### Objective
Without altering anything, output the material below.
---- Available records
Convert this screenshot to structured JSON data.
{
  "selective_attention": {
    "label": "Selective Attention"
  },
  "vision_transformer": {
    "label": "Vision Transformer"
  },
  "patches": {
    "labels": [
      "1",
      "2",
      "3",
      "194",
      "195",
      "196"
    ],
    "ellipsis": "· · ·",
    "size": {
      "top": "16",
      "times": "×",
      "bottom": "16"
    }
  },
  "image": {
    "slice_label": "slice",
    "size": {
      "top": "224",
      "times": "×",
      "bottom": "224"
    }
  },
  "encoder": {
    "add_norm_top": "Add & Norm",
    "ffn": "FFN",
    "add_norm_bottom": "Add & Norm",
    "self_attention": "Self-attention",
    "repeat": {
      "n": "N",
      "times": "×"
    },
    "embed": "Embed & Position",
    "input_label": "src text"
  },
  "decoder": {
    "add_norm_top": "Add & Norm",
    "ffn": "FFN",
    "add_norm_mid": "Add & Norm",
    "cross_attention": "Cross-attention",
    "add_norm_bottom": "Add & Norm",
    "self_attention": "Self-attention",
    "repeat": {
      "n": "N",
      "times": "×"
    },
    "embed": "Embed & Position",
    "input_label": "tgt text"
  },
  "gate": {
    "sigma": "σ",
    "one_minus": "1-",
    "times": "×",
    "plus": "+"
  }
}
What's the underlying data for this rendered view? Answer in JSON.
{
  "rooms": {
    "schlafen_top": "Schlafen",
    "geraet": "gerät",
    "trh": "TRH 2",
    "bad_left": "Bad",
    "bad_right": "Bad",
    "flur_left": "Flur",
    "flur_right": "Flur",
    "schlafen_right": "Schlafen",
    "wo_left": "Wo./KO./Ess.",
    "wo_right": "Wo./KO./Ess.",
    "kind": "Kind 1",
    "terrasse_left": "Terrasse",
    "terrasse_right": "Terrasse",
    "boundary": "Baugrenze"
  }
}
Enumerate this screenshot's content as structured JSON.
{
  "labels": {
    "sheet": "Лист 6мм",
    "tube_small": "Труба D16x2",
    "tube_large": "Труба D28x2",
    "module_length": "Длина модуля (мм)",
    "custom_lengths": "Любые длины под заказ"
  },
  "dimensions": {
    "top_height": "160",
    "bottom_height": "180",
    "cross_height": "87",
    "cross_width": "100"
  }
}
--------
### Result
Convert this screenshot to structured JSON data.
{
  "selective_attention": {
    "label": "Selective Attention"
  },
  "vision_transformer": {
    "label": "Vision Transformer"
  },
  "patches": {
    "labels": [
      "1",
      "2",
      "3",
      "194",
      "195",
      "196"
    ],
    "ellipsis": "· · ·",
    "size": {
      "top": "16",
      "times": "×",
      "bottom": "16"
    }
  },
  "image": {
    "slice_label": "slice",
    "size": {
      "top": "224",
      "times": "×",
      "bottom": "224"
    }
  },
  "encoder": {
    "add_norm_top": "Add & Norm",
    "ffn": "FFN",
    "add_norm_bottom": "Add & Norm",
    "self_attention": "Self-attention",
    "repeat": {
      "n": "N",
      "times": "×"
    },
    "embed": "Embed & Position",
    "input_label": "src text"
  },
  "decoder": {
    "add_norm_top": "Add & Norm",
    "ffn": "FFN",
    "add_norm_mid": "Add & Norm",
    "cross_attention": "Cross-attention",
    "add_norm_bottom": "Add & Norm",
    "self_attention": "Self-attention",
    "repeat": {
      "n": "N",
      "times": "×"
    },
    "embed": "Embed & Position",
    "input_label": "tgt text"
  },
  "gate": {
    "sigma": "σ",
    "one_minus": "1-",
    "times": "×",
    "plus": "+"
  }
}
What's the underlying data for this rendered view? Answer in JSON.
{
  "rooms": {
    "schlafen_top": "Schlafen",
    "geraet": "gerät",
    "trh": "TRH 2",
    "bad_left": "Bad",
    "bad_right": "Bad",
    "flur_left": "Flur",
    "flur_right": "Flur",
    "schlafen_right": "Schlafen",
    "wo_left": "Wo./KO./Ess.",
    "wo_right": "Wo./KO./Ess.",
    "kind": "Kind 1",
    "terrasse_left": "Terrasse",
    "terrasse_right": "Terrasse",
    "boundary": "Baugrenze"
  }
}
Enumerate this screenshot's content as structured JSON.
{
  "labels": {
    "sheet": "Лист 6мм",
    "tube_small": "Труба D16x2",
    "tube_large": "Труба D28x2",
    "module_length": "Длина модуля (мм)",
    "custom_lengths": "Любые длины под заказ"
  },
  "dimensions": {
    "top_height": "160",
    "bottom_height": "180",
    "cross_height": "87",
    "cross_width": "100"
  }
}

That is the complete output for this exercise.